» **THE EXERCISE**: List every line below containing "JSON".

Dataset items
★ ★ ★

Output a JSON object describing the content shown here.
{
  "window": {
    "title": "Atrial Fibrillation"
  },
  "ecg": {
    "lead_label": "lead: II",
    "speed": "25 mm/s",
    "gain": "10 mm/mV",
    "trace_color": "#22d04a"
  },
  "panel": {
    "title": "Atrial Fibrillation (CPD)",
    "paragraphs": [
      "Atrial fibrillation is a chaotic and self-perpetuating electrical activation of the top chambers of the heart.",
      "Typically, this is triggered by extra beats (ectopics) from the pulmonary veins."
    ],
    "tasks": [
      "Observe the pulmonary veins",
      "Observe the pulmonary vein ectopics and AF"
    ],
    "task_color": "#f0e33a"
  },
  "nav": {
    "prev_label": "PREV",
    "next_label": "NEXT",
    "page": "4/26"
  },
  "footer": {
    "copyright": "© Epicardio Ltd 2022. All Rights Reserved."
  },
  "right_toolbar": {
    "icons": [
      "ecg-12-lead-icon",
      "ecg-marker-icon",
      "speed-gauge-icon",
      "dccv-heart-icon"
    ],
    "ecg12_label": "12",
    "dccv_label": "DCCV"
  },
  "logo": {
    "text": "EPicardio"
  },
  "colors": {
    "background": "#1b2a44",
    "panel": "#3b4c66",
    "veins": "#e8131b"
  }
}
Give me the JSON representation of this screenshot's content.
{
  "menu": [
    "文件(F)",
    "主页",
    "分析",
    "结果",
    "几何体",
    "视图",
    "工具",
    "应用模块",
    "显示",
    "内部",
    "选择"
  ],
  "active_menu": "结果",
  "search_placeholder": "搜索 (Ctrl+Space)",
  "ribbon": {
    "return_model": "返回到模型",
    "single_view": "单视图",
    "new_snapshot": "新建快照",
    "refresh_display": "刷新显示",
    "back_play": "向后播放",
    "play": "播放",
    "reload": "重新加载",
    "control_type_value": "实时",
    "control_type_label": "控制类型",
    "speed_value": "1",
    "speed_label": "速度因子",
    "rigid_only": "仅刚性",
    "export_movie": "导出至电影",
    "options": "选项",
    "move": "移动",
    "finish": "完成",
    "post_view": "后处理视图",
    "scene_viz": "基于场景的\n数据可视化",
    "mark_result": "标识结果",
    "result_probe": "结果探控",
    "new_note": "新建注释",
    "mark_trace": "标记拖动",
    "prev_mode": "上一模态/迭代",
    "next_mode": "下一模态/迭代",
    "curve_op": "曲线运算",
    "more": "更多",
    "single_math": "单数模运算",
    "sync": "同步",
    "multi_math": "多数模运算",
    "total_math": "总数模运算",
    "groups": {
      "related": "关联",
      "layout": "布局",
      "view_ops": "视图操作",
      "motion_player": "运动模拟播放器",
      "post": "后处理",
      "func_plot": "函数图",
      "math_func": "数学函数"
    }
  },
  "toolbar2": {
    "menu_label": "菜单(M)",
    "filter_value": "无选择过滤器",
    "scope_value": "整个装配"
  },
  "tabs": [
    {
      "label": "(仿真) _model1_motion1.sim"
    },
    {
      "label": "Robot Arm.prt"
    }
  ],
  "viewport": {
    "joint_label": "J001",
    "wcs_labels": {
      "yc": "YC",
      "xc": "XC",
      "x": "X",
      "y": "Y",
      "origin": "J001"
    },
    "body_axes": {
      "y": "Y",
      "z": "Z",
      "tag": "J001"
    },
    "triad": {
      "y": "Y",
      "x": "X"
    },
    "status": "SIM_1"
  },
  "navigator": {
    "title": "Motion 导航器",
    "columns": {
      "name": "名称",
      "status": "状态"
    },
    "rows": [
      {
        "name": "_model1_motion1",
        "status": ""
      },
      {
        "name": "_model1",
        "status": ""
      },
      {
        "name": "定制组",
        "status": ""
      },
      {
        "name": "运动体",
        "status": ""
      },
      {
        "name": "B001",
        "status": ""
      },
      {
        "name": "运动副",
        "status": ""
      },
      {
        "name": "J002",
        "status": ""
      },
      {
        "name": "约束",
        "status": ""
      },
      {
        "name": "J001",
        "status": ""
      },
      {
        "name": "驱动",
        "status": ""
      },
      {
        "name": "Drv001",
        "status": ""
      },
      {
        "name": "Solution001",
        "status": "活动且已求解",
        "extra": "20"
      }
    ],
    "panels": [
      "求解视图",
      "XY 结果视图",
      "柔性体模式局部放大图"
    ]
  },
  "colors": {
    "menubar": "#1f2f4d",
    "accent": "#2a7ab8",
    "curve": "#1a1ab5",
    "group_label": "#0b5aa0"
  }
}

★ ★ ★

» **WRITTEN SOLUTION**:
Output a JSON object describing the content shown here.
Give me the JSON representation of this screenshot's content.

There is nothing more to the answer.